[Document excerpt]:
That might be interesting.

I don't think tihs patch necessarily has to wait for that.

> > Possibly orthogonal to this problem, but: svcauth_gss_release
> > unconditionally dereferences rqstp->rq_auth_data.  Isn't that a NULL
> > dereference if the kmalloc at the start of svcauth_gss_accept() fails?
> > 
> > Finally, should we care about module reference leaks?
> 
> I would prefer that module reference counting work as expected. When it
> doesn't that tends to lead to people (say, me) hunting for bugs that
> might actually be serious.
> 
> 
> > Does anyone really *need* to unload modules?
> 
> Anyone who wants to replace the module with a newer build that fixes a
> bug. It avoids a full reboot, and for some that's important.

[Supplied data]:
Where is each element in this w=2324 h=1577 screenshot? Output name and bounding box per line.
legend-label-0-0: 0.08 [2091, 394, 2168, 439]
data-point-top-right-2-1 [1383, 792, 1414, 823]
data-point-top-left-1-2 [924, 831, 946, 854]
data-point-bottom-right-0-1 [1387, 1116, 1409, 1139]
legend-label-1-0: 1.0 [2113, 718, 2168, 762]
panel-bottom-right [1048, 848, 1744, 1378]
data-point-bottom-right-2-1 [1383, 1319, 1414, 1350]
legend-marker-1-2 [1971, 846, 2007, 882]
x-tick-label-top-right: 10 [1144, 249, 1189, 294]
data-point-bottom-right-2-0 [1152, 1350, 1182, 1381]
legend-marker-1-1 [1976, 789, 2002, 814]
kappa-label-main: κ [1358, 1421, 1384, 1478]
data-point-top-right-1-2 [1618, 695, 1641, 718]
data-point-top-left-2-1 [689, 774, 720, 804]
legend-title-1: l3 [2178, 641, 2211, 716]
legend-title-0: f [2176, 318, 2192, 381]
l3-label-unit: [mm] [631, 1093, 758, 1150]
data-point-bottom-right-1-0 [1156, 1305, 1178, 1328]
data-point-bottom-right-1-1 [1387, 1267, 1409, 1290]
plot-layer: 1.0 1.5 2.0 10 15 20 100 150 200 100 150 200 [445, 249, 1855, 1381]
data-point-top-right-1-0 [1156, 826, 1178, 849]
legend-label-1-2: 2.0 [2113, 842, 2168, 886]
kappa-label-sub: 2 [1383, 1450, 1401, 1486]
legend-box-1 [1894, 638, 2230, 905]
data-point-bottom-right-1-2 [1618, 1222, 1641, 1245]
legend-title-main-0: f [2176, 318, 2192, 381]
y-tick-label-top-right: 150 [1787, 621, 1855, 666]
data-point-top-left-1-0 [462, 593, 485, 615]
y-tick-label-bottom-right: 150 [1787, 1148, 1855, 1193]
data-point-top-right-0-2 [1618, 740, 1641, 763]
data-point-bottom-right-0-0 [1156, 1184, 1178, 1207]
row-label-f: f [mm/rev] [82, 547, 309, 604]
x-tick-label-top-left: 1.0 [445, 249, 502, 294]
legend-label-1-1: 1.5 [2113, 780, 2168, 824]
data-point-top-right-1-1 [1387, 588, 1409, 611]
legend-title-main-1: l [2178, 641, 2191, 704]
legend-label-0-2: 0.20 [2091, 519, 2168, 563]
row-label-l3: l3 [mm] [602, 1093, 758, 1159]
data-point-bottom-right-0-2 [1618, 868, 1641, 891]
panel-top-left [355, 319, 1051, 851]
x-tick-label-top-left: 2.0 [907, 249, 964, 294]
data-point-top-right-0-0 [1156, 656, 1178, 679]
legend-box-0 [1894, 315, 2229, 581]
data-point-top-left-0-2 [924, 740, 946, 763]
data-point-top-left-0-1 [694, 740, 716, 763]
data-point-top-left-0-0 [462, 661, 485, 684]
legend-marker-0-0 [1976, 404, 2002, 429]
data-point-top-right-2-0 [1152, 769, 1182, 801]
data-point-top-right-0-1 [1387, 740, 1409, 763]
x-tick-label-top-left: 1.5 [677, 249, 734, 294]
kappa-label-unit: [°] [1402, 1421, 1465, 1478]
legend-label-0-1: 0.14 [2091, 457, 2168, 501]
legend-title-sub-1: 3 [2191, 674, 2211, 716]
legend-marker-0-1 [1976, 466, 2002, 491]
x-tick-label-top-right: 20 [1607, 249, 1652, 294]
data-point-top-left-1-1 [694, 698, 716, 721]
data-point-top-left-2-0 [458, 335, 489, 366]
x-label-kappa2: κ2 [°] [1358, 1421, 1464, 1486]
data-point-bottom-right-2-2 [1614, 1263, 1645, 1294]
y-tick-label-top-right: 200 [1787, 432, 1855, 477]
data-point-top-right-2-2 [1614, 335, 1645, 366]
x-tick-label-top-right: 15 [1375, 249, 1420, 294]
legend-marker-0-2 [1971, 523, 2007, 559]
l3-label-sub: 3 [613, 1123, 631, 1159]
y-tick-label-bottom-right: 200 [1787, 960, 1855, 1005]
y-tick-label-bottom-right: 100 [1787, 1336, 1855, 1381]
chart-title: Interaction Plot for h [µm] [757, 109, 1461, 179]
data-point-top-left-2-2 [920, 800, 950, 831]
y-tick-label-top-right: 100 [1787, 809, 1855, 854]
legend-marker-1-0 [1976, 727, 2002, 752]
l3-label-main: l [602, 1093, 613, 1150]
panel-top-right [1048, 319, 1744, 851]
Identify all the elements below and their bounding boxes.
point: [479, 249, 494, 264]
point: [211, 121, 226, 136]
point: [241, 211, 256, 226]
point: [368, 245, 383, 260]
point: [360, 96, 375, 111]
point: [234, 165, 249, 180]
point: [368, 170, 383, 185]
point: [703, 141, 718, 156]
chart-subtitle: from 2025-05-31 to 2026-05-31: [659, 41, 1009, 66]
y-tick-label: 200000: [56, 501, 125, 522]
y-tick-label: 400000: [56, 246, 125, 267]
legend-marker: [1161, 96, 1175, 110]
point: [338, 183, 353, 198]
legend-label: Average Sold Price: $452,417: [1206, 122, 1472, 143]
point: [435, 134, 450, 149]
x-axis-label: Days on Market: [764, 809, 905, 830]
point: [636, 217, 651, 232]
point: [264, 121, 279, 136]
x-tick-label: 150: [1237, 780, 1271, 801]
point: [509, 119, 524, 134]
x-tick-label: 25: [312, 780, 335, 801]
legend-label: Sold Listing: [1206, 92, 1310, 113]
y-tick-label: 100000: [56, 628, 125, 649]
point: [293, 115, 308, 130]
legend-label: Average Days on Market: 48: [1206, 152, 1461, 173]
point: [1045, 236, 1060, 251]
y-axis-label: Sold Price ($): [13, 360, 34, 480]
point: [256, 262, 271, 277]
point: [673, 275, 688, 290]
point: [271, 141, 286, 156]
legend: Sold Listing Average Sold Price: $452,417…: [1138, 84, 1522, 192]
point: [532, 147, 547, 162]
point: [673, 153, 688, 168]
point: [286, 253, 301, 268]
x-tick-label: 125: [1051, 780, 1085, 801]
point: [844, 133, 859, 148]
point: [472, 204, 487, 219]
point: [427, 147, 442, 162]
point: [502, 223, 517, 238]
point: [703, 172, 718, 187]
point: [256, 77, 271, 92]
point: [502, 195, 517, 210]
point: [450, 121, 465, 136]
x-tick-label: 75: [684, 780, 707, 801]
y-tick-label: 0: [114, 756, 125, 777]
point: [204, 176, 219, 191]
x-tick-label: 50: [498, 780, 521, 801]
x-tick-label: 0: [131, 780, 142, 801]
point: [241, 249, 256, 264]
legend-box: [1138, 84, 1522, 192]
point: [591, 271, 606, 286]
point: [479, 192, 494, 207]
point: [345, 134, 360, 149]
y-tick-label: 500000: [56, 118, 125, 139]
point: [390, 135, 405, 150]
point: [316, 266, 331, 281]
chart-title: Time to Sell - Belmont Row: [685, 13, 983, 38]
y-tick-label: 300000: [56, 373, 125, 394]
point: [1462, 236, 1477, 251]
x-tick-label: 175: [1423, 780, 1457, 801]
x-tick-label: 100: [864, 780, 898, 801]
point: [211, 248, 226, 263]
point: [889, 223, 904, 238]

[Problem to work on]:
Continue the kernel mailing-list discussion about svcauth_gss and module reference leaks, picking up right after its final line.

[Output for this task]:
Fair enough.

--b.
Chuck Lever III March 1, 2021, 6:21 p.m. UTC | #5
> On Mar 1, 2021, at 1:15 PM, Bruce Fields <bfields@fieldses.org> wrote:
> 
> On Mon, Mar 01, 2021 at 05:44:02PM +0000, Chuck Lever wrote:
>>> So, the effect of this is to call svc_authorise more often.  I think
>>> that's always safe, because svc_authorise is a no-op unless rq_authops
>>> is set, it clears rq_authops itself, and rq_authops being set is a
>>> guarantee that ->accept() already ran.
>>> 
>>> It's harder to know if this solves the problem, as I see a lot of other
>>> mentions of THIS_MODULE in svcauth_gss.c.
>> 
>> Perhaps a deeper audit is necessary.
>> 
>> A small code change to inject SVC_CLOSE returns at random would enable
>> a more dynamic analysis.
> 
> That might be interesting.
> 
> I don't think this patch necessarily has to wait for that.

OK. It's in for-rc now, and sounds like that doesn't need to change.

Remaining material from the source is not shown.